Written exercise:
Reproduce every entry below precisely. Pictures are excluded from the copy.
** BEGIN **
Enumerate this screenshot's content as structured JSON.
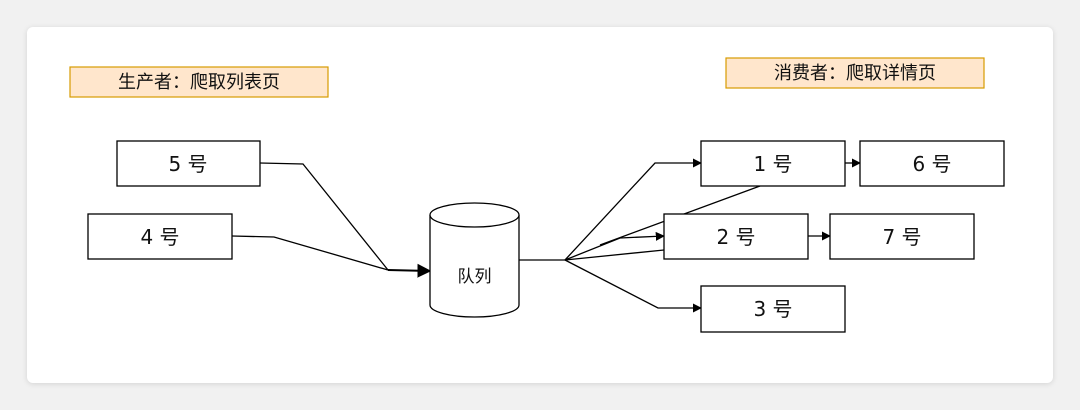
{
  "producer_label": "生产者：爬取列表页",
  "consumer_label": "消费者：爬取详情页",
  "queue_label": "队列",
  "producers": [
    {
      "id": "p5",
      "label": "5 号"
    },
    {
      "id": "p4",
      "label": "4 号"
    }
  ],
  "consumers": [
    {
      "id": "c1",
      "label": "1 号"
    },
    {
      "id": "c2",
      "label": "2 号"
    },
    {
      "id": "c3",
      "label": "3 号"
    }
  ],
  "next_tasks": [
    {
      "id": "n6",
      "label": "6 号"
    },
    {
      "id": "n7",
      "label": "7 号"
    }
  ],
  "colors": {
    "label_fill": "#ffe6cc",
    "label_stroke": "#d79b00",
    "stroke": "#000000"
  }
}
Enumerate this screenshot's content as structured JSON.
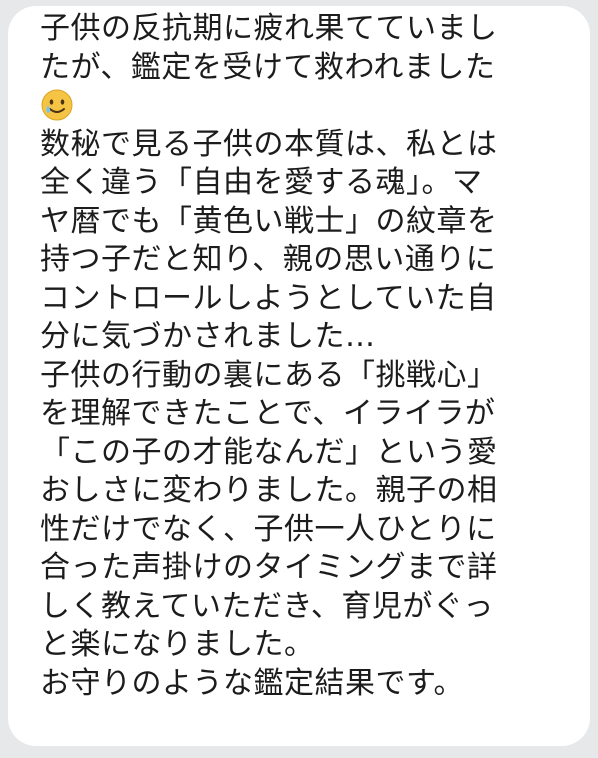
{
  "message": {
    "lines": [
      "子供の反抗期に疲れ果てていまし",
      "たが、鑑定を受けて救われました",
      "",
      "数秘で見る子供の本質は、私とは",
      "全く違う「自由を愛する魂」。マ",
      "ヤ暦でも「黄色い戦士」の紋章を",
      "持つ子だと知り、親の思い通りに",
      "コントロールしようとしていた自",
      "分に気づかされました…",
      "子供の行動の裏にある「挑戦心」",
      "を理解できたことで、イライラが",
      "「この子の才能なんだ」という愛",
      "おしさに変わりました。親子の相",
      "性だけでなく、子供一人ひとりに",
      "合った声掛けのタイミングまで詳",
      "しく教えていただき、育児がぐっ",
      "と楽になりました。",
      "お守りのような鑑定結果です。"
    ],
    "emoji_icon": "smiling-face-with-tear-icon"
  },
  "colors": {
    "background": "#e6e8ea",
    "bubble": "#ffffff",
    "text": "#1c1c1c",
    "emoji_face": "#f6c445",
    "emoji_tear": "#74c3f0"
  }
}
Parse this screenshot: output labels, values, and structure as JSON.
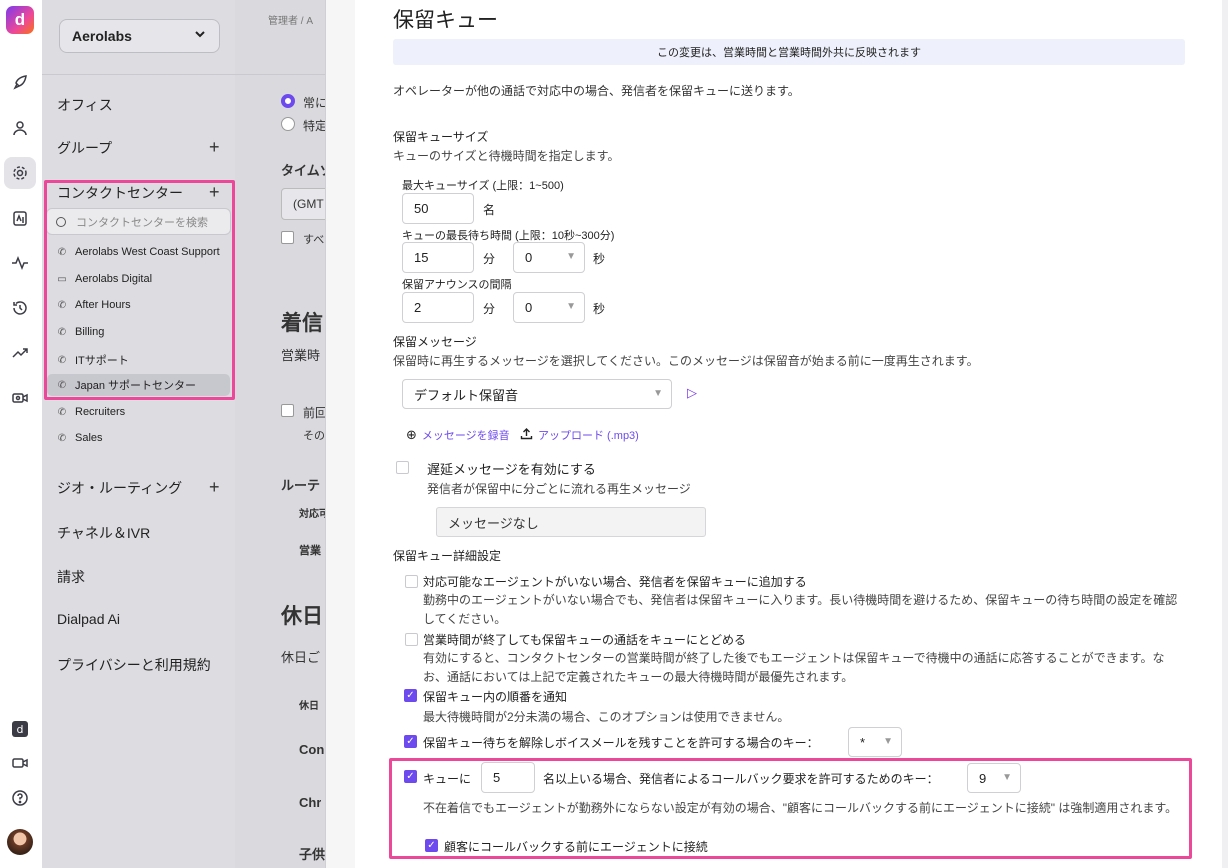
{
  "rail": {
    "icons": [
      "dialpad-logo-icon",
      "rocket-icon",
      "person-icon",
      "gear-icon",
      "badge-icon",
      "activity-icon",
      "history-icon",
      "trend-icon",
      "video-person-icon",
      "dialpad-app-icon",
      "video-icon",
      "help-icon",
      "avatar"
    ]
  },
  "sidebar": {
    "company": "Aerolabs",
    "nav": {
      "office": "オフィス",
      "group": "グループ",
      "contact_center": "コンタクトセンター",
      "geo_routing": "ジオ・ルーティング",
      "channel_ivr": "チャネル＆IVR",
      "billing": "請求",
      "dialpad_ai": "Dialpad Ai",
      "privacy": "プライバシーと利用規約"
    },
    "search_placeholder": "コンタクトセンターを検索",
    "contact_centers": [
      {
        "label": "Aerolabs West Coast Support",
        "icon": "phone-icon"
      },
      {
        "label": "Aerolabs Digital",
        "icon": "monitor-icon"
      },
      {
        "label": "After Hours",
        "icon": "phone-icon"
      },
      {
        "label": "Billing",
        "icon": "phone-icon"
      },
      {
        "label": "ITサポート",
        "icon": "phone-icon"
      },
      {
        "label": "Japan サポートセンター",
        "icon": "phone-icon"
      },
      {
        "label": "Recruiters",
        "icon": "phone-icon"
      },
      {
        "label": "Sales",
        "icon": "phone-icon"
      }
    ]
  },
  "background": {
    "breadcrumb": "管理者 / A",
    "radio1": "常に",
    "radio2": "特定",
    "timezone_label": "タイムゾ",
    "timezone_value": "(GMT",
    "check1": "すべ",
    "incoming_heading": "着信",
    "business_hours": "営業時",
    "prev_check": "前回",
    "prev_sub": "その",
    "routing": "ルーテ",
    "routing_col": "対応可",
    "routing_row": "営業",
    "holiday_heading": "休日",
    "holiday_sub": "休日ご",
    "holiday_col": "休日",
    "row1": "Con",
    "row2": "Chr",
    "row3": "子供"
  },
  "panel": {
    "title": "保留キュー",
    "banner": "この変更は、営業時間と営業時間外共に反映されます",
    "intro": "オペレーターが他の通話で対応中の場合、発信者を保留キューに送ります。",
    "size_section": {
      "title": "保留キューサイズ",
      "subtitle": "キューのサイズと待機時間を指定します。",
      "max_size_label": "最大キューサイズ (上限：1~500)",
      "max_size_value": "50",
      "max_size_unit": "名",
      "max_wait_label": "キューの最長待ち時間 (上限：10秒~300分)",
      "max_wait_min": "15",
      "min_unit": "分",
      "max_wait_sec": "0",
      "sec_unit": "秒",
      "announce_label": "保留アナウンスの間隔",
      "announce_min": "2",
      "announce_sec": "0"
    },
    "message_section": {
      "title": "保留メッセージ",
      "subtitle": "保留時に再生するメッセージを選択してください。このメッセージは保留音が始まる前に一度再生されます。",
      "selected": "デフォルト保留音",
      "record_link": "メッセージを録音",
      "upload_link": "アップロード (.mp3)"
    },
    "delay": {
      "label": "遅延メッセージを有効にする",
      "sub": "発信者が保留中に分ごとに流れる再生メッセージ",
      "value": "メッセージなし"
    },
    "advanced": {
      "title": "保留キュー詳細設定",
      "opt1_label": "対応可能なエージェントがいない場合、発信者を保留キューに追加する",
      "opt1_desc": "勤務中のエージェントがいない場合でも、発信者は保留キューに入ります。長い待機時間を避けるため、保留キューの待ち時間の設定を確認してください。",
      "opt2_label": "営業時間が終了しても保留キューの通話をキューにとどめる",
      "opt2_desc": "有効にすると、コンタクトセンターの営業時間が終了した後でもエージェントは保留キューで待機中の通話に応答することができます。なお、通話においては上記で定義されたキューの最大待機時間が最優先されます。",
      "opt3_label": "保留キュー内の順番を通知",
      "opt3_desc": "最大待機時間が2分未満の場合、このオプションは使用できません。",
      "opt4_label": "保留キュー待ちを解除しボイスメールを残すことを許可する場合のキー：",
      "opt4_key": "*",
      "opt5_prefix": "キューに",
      "opt5_count": "5",
      "opt5_suffix": "名以上いる場合、発信者によるコールバック要求を許可するためのキー：",
      "opt5_key": "9",
      "opt5_desc": "不在着信でもエージェントが勤務外にならない設定が有効の場合、\"顧客にコールバックする前にエージェントに接続\" は強制適用されます。",
      "opt6_label": "顧客にコールバックする前にエージェントに接続"
    }
  }
}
** END **
Answer to the task:
Enumerate this screenshot's content as structured JSON.
{
  "producer_label": "生产者：爬取列表页",
  "consumer_label": "消费者：爬取详情页",
  "queue_label": "队列",
  "producers": [
    {
      "id": "p5",
      "label": "5 号"
    },
    {
      "id": "p4",
      "label": "4 号"
    }
  ],
  "consumers": [
    {
      "id": "c1",
      "label": "1 号"
    },
    {
      "id": "c2",
      "label": "2 号"
    },
    {
      "id": "c3",
      "label": "3 号"
    }
  ],
  "next_tasks": [
    {
      "id": "n6",
      "label": "6 号"
    },
    {
      "id": "n7",
      "label": "7 号"
    }
  ],
  "colors": {
    "label_fill": "#ffe6cc",
    "label_stroke": "#d79b00",
    "stroke": "#000000"
  }
}
Enumerate this screenshot's content as structured JSON.
{
  "message": {
    "lines": [
      "子供の反抗期に疲れ果てていまし",
      "たが、鑑定を受けて救われました",
      "",
      "数秘で見る子供の本質は、私とは",
      "全く違う「自由を愛する魂」。マ",
      "ヤ暦でも「黄色い戦士」の紋章を",
      "持つ子だと知り、親の思い通りに",
      "コントロールしようとしていた自",
      "分に気づかされました…",
      "子供の行動の裏にある「挑戦心」",
      "を理解できたことで、イライラが",
      "「この子の才能なんだ」という愛",
      "おしさに変わりました。親子の相",
      "性だけでなく、子供一人ひとりに",
      "合った声掛けのタイミングまで詳",
      "しく教えていただき、育児がぐっ",
      "と楽になりました。",
      "お守りのような鑑定結果です。"
    ],
    "emoji_icon": "smiling-face-with-tear-icon"
  },
  "colors": {
    "background": "#e6e8ea",
    "bubble": "#ffffff",
    "text": "#1c1c1c",
    "emoji_face": "#f6c445",
    "emoji_tear": "#74c3f0"
  }
}
Parse this screenshot: output labels, values, and structure as JSON.
{
  "rail": {
    "icons": [
      "dialpad-logo-icon",
      "rocket-icon",
      "person-icon",
      "gear-icon",
      "badge-icon",
      "activity-icon",
      "history-icon",
      "trend-icon",
      "video-person-icon",
      "dialpad-app-icon",
      "video-icon",
      "help-icon",
      "avatar"
    ]
  },
  "sidebar": {
    "company": "Aerolabs",
    "nav": {
      "office": "オフィス",
      "group": "グループ",
      "contact_center": "コンタクトセンター",
      "geo_routing": "ジオ・ルーティング",
      "channel_ivr": "チャネル＆IVR",
      "billing": "請求",
      "dialpad_ai": "Dialpad Ai",
      "privacy": "プライバシーと利用規約"
    },
    "search_placeholder": "コンタクトセンターを検索",
    "contact_centers": [
      {
        "label": "Aerolabs West Coast Support",
        "icon": "phone-icon"
      },
      {
        "label": "Aerolabs Digital",
        "icon": "monitor-icon"
      },
      {
        "label": "After Hours",
        "icon": "phone-icon"
      },
      {
        "label": "Billing",
        "icon": "phone-icon"
      },
      {
        "label": "ITサポート",
        "icon": "phone-icon"
      },
      {
        "label": "Japan サポートセンター",
        "icon": "phone-icon"
      },
      {
        "label": "Recruiters",
        "icon": "phone-icon"
      },
      {
        "label": "Sales",
        "icon": "phone-icon"
      }
    ]
  },
  "background": {
    "breadcrumb": "管理者 / A",
    "radio1": "常に",
    "radio2": "特定",
    "timezone_label": "タイムゾ",
    "timezone_value": "(GMT",
    "check1": "すべ",
    "incoming_heading": "着信",
    "business_hours": "営業時",
    "prev_check": "前回",
    "prev_sub": "その",
    "routing": "ルーテ",
    "routing_col": "対応可",
    "routing_row": "営業",
    "holiday_heading": "休日",
    "holiday_sub": "休日ご",
    "holiday_col": "休日",
    "row1": "Con",
    "row2": "Chr",
    "row3": "子供"
  },
  "panel": {
    "title": "保留キュー",
    "banner": "この変更は、営業時間と営業時間外共に反映されます",
    "intro": "オペレーターが他の通話で対応中の場合、発信者を保留キューに送ります。",
    "size_section": {
      "title": "保留キューサイズ",
      "subtitle": "キューのサイズと待機時間を指定します。",
      "max_size_label": "最大キューサイズ (上限：1~500)",
      "max_size_value": "50",
      "max_size_unit": "名",
      "max_wait_label": "キューの最長待ち時間 (上限：10秒~300分)",
      "max_wait_min": "15",
      "min_unit": "分",
      "max_wait_sec": "0",
      "sec_unit": "秒",
      "announce_label": "保留アナウンスの間隔",
      "announce_min": "2",
      "announce_sec": "0"
    },
    "message_section": {
      "title": "保留メッセージ",
      "subtitle": "保留時に再生するメッセージを選択してください。このメッセージは保留音が始まる前に一度再生されます。",
      "selected": "デフォルト保留音",
      "record_link": "メッセージを録音",
      "upload_link": "アップロード (.mp3)"
    },
    "delay": {
      "label": "遅延メッセージを有効にする",
      "sub": "発信者が保留中に分ごとに流れる再生メッセージ",
      "value": "メッセージなし"
    },
    "advanced": {
      "title": "保留キュー詳細設定",
      "opt1_label": "対応可能なエージェントがいない場合、発信者を保留キューに追加する",
      "opt1_desc": "勤務中のエージェントがいない場合でも、発信者は保留キューに入ります。長い待機時間を避けるため、保留キューの待ち時間の設定を確認してください。",
      "opt2_label": "営業時間が終了しても保留キューの通話をキューにとどめる",
      "opt2_desc": "有効にすると、コンタクトセンターの営業時間が終了した後でもエージェントは保留キューで待機中の通話に応答することができます。なお、通話においては上記で定義されたキューの最大待機時間が最優先されます。",
      "opt3_label": "保留キュー内の順番を通知",
      "opt3_desc": "最大待機時間が2分未満の場合、このオプションは使用できません。",
      "opt4_label": "保留キュー待ちを解除しボイスメールを残すことを許可する場合のキー：",
      "opt4_key": "*",
      "opt5_prefix": "キューに",
      "opt5_count": "5",
      "opt5_suffix": "名以上いる場合、発信者によるコールバック要求を許可するためのキー：",
      "opt5_key": "9",
      "opt5_desc": "不在着信でもエージェントが勤務外にならない設定が有効の場合、\"顧客にコールバックする前にエージェントに接続\" は強制適用されます。",
      "opt6_label": "顧客にコールバックする前にエージェントに接続"
    }
  }
}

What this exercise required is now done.